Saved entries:
- - - - - - -

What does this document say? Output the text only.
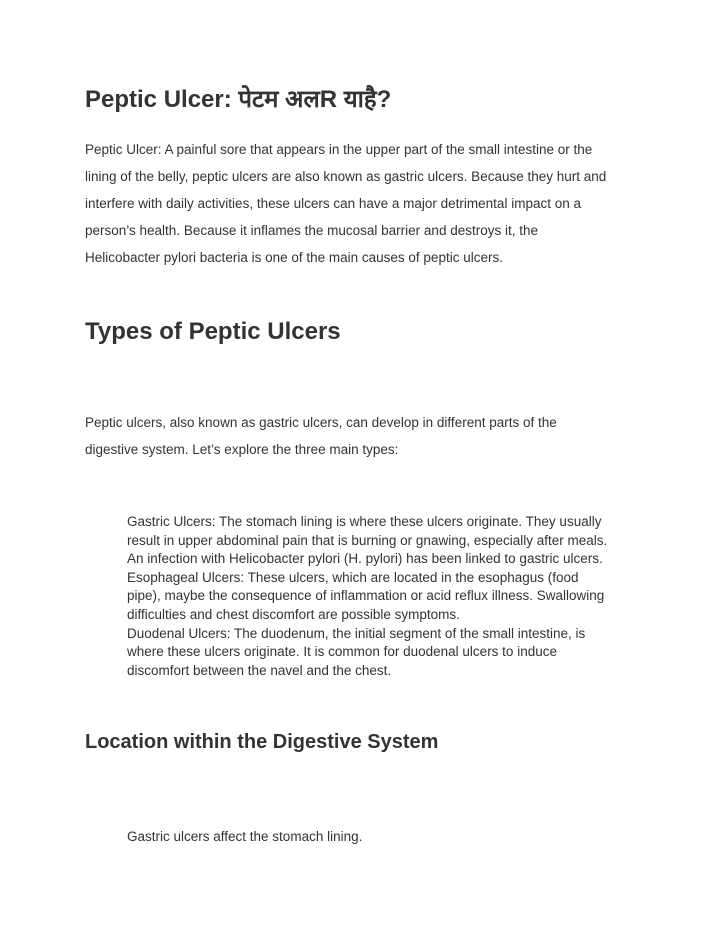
Peptic Ulcer: पेटम अलR याहै?
Peptic Ulcer: A painful sore that appears in the upper part of the small intestine or the
lining of the belly, peptic ulcers are also known as gastric ulcers. Because they hurt and
interfere with daily activities, these ulcers can have a major detrimental impact on a
person’s health. Because it inflames the mucosal barrier and destroys it, the
Helicobacter pylori bacteria is one of the main causes of peptic ulcers.
Types of Peptic Ulcers
Peptic ulcers, also known as gastric ulcers, can develop in different parts of the
digestive system. Let’s explore the three main types:
Gastric Ulcers: The stomach lining is where these ulcers originate. They usually
result in upper abdominal pain that is burning or gnawing, especially after meals.
An infection with Helicobacter pylori (H. pylori) has been linked to gastric ulcers.
Esophageal Ulcers: These ulcers, which are located in the esophagus (food
pipe), maybe the consequence of inflammation or acid reflux illness. Swallowing
difficulties and chest discomfort are possible symptoms.
Duodenal Ulcers: The duodenum, the initial segment of the small intestine, is
where these ulcers originate. It is common for duodenal ulcers to induce
discomfort between the navel and the chest.
Location within the Digestive System
Gastric ulcers affect the stomach lining.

- - - - - - -

WHAT TO WORK ON:
Only a number is required here: the count of lines in these entries that hold "originate".

RESULT OF THE EXERCISE:
2